**What you need to do**
From the listing below, return each line that includes "services".

**Input material**

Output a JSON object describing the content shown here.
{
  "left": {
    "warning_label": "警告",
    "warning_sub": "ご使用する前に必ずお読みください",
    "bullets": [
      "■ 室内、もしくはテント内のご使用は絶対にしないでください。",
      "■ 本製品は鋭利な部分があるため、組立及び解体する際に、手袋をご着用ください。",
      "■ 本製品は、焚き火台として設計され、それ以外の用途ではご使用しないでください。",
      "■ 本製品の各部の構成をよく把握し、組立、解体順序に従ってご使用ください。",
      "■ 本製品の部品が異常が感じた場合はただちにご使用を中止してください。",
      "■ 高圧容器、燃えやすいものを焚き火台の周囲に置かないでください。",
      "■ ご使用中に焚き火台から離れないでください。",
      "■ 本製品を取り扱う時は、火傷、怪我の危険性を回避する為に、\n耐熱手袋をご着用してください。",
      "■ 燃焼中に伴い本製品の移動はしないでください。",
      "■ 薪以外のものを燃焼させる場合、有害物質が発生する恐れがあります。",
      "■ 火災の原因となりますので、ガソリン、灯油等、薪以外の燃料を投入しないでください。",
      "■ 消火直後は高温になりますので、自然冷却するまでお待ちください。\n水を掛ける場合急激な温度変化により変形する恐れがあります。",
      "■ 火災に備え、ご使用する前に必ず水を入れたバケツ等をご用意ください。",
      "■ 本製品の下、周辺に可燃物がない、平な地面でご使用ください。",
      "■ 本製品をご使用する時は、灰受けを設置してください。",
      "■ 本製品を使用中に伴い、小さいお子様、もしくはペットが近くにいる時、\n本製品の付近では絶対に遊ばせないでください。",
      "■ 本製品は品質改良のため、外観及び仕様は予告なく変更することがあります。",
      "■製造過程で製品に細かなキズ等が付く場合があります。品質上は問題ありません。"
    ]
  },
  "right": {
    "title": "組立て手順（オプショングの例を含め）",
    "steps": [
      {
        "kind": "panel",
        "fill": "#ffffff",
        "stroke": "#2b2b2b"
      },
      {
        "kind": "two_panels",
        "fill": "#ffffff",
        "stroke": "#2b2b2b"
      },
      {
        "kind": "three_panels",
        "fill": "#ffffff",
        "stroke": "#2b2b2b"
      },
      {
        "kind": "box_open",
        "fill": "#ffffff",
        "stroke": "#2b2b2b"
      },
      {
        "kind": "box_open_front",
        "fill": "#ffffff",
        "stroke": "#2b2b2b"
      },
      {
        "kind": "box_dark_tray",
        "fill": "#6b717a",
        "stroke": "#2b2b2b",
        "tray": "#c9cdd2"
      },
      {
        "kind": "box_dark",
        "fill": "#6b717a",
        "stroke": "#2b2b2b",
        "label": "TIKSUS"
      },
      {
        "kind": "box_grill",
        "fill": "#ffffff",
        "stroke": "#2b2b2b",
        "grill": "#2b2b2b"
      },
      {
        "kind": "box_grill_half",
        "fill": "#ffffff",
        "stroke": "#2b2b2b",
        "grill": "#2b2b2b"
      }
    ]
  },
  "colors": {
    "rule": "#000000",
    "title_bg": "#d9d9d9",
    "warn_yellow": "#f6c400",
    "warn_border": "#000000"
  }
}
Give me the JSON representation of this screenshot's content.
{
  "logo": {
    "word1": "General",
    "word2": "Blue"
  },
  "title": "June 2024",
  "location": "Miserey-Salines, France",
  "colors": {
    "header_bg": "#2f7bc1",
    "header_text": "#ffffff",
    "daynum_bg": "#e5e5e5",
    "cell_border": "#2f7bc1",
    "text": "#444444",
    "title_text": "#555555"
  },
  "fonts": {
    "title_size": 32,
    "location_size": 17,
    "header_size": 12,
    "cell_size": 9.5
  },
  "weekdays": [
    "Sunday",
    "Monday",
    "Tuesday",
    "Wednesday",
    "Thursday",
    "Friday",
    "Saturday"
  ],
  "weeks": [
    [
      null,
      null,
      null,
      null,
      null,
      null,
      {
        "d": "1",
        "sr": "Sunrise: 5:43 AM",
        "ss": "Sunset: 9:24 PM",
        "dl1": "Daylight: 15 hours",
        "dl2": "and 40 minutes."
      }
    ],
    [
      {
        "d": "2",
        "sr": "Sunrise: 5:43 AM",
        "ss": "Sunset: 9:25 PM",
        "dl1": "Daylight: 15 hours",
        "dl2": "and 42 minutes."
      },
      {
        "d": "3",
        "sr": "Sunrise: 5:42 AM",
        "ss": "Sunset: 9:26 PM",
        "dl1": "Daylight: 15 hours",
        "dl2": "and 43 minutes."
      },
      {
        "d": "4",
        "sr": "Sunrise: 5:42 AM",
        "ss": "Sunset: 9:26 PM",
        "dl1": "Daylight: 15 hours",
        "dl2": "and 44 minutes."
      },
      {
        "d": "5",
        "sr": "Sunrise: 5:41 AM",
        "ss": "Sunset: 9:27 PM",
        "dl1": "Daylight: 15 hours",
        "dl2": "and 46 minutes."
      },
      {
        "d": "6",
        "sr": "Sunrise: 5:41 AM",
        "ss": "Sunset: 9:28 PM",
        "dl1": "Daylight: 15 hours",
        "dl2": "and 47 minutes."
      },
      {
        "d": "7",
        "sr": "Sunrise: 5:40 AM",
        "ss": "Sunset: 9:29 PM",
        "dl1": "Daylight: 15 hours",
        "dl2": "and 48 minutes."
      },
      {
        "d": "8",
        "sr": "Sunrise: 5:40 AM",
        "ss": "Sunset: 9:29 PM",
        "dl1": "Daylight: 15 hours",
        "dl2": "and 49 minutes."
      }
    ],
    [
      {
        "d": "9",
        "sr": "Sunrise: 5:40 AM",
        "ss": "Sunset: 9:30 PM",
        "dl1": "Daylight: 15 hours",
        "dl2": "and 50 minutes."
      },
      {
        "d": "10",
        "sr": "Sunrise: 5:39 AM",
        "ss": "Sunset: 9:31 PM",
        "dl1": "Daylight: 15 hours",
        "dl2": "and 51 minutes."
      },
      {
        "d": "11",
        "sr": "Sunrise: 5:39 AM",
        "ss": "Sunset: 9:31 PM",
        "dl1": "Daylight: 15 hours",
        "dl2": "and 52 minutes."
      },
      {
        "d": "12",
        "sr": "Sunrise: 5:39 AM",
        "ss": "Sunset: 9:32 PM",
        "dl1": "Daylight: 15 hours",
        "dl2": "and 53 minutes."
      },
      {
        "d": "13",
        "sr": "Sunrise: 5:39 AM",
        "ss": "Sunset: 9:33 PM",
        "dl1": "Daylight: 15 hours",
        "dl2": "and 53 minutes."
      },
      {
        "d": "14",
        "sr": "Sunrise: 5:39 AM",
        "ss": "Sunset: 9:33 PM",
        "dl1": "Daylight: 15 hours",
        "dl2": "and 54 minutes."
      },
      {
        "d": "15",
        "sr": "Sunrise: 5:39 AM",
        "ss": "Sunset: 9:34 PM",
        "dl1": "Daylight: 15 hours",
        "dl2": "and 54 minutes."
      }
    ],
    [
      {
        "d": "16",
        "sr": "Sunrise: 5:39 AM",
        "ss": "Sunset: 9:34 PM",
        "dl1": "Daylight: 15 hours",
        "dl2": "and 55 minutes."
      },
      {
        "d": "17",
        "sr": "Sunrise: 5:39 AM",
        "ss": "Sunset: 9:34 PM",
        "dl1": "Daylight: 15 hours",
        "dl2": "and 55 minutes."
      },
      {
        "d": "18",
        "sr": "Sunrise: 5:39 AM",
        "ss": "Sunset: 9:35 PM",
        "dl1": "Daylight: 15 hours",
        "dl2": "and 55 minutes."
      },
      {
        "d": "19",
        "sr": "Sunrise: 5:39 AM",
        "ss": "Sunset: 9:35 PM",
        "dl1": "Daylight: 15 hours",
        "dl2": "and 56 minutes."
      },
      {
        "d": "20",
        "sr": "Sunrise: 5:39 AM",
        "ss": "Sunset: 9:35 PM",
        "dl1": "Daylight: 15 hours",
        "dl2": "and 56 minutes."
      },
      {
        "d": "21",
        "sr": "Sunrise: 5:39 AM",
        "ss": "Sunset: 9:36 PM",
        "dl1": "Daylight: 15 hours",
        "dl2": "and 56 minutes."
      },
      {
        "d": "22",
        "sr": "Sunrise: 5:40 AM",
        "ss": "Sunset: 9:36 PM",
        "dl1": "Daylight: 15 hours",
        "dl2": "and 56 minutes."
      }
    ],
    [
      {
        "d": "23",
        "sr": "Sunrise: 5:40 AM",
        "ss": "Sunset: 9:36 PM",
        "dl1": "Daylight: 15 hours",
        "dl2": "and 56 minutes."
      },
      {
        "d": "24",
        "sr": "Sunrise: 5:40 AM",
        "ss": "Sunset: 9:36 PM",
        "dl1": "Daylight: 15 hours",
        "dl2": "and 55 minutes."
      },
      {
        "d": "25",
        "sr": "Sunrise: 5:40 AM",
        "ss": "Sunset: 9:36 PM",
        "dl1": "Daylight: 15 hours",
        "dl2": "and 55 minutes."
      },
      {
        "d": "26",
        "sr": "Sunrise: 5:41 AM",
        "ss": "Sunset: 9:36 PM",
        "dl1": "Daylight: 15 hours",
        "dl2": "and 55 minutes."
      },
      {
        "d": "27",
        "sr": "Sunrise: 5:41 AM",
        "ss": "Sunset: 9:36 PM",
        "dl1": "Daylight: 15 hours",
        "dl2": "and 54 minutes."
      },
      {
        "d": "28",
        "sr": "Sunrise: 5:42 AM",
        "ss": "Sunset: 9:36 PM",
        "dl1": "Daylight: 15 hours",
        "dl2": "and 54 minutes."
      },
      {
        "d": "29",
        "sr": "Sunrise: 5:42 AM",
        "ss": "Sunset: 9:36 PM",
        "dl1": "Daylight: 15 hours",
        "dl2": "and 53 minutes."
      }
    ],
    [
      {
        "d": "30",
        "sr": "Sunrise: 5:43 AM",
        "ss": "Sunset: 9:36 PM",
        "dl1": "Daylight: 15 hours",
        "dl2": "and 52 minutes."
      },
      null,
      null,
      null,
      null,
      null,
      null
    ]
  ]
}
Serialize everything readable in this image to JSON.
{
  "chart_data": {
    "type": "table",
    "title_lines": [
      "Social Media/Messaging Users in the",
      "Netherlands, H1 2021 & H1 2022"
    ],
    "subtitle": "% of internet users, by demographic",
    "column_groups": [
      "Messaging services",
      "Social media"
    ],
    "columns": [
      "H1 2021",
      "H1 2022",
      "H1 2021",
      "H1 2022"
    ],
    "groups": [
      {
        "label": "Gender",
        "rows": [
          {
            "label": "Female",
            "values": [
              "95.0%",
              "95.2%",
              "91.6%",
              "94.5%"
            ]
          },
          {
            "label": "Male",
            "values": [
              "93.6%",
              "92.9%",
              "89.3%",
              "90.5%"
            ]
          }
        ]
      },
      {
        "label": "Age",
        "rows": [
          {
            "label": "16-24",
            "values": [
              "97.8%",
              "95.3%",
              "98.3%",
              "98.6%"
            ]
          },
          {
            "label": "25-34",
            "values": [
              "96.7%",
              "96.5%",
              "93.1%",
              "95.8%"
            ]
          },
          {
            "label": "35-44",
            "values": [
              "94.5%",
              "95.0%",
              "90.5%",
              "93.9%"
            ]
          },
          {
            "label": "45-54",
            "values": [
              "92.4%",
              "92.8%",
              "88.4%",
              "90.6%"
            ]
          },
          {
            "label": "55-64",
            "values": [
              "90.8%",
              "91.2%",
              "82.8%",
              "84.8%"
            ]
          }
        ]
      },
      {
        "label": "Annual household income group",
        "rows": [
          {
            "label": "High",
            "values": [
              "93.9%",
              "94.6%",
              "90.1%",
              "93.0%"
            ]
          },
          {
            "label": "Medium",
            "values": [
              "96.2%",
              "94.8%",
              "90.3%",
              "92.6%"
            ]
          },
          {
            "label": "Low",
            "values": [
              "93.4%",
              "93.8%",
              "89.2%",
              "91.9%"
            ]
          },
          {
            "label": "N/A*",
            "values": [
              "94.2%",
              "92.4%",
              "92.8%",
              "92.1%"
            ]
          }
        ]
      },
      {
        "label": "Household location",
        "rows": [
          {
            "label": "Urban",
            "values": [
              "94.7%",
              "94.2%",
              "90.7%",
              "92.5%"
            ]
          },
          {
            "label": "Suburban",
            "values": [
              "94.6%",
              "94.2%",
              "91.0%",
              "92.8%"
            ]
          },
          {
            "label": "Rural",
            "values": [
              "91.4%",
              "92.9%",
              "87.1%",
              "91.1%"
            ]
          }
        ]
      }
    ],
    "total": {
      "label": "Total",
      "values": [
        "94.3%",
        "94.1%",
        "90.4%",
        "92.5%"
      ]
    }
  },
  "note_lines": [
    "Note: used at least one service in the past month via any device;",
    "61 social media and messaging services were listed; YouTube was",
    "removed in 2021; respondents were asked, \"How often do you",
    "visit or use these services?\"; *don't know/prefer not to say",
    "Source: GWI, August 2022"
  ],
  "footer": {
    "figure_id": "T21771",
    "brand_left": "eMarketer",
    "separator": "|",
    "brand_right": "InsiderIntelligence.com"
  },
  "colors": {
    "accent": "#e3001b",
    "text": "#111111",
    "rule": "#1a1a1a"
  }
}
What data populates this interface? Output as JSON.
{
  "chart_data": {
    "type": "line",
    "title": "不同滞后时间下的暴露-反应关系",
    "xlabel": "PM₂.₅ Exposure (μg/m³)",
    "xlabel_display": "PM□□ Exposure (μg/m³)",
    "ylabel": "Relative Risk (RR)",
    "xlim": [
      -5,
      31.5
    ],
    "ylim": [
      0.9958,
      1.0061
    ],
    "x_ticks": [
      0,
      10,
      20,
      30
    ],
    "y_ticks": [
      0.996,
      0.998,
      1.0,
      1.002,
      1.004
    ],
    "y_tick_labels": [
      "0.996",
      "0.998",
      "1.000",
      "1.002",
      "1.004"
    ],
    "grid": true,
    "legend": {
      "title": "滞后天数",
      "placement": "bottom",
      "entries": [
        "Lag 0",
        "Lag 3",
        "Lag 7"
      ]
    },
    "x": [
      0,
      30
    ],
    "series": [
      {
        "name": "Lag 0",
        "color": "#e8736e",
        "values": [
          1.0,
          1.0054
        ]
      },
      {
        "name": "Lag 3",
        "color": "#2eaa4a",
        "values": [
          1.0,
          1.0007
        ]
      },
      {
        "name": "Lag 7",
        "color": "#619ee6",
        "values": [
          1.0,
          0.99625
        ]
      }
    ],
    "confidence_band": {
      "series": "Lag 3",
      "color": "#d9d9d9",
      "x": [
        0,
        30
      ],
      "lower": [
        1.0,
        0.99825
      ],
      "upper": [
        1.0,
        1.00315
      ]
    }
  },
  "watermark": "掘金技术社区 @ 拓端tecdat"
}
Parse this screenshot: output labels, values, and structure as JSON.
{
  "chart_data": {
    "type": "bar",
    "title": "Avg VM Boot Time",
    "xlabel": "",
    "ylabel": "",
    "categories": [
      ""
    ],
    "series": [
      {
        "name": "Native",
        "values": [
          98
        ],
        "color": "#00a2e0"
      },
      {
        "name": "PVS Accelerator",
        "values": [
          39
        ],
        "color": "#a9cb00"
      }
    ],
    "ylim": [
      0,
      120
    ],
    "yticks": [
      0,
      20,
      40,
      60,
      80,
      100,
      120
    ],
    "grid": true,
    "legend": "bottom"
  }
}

**Answer below**
      "Messaging services",
    "61 social media and messaging services were listed; YouTube was",
    "visit or use these services?\"; *don't know/prefer not to say",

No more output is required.